Required work: Identify and pull out each line of the entries in which "object" occurs.

Data provided:

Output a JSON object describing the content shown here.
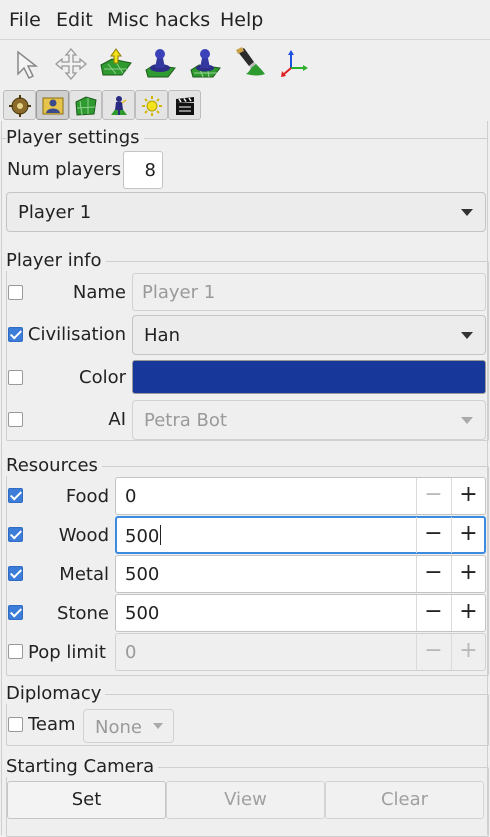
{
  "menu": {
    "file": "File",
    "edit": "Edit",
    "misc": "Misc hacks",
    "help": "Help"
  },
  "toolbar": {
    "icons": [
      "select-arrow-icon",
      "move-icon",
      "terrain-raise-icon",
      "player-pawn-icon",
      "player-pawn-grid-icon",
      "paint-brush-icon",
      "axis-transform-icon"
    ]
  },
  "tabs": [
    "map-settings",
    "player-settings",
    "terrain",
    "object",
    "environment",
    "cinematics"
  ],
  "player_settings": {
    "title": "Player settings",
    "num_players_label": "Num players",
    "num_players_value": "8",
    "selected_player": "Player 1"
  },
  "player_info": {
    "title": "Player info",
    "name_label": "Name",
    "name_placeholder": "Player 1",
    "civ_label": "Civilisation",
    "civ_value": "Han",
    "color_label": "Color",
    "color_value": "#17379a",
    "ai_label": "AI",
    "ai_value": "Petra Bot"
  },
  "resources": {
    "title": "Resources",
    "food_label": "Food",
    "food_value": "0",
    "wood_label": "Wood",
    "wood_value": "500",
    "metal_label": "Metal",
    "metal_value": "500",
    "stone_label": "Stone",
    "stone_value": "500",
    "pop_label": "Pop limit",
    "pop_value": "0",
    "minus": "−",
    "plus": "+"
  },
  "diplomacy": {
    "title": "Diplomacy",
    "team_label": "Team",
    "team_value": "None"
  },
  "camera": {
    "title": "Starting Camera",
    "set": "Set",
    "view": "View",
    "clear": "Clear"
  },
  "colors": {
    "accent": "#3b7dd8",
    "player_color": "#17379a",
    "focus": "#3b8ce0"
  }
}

Written answer:
Output a JSON object describing the content shown here.
    "object",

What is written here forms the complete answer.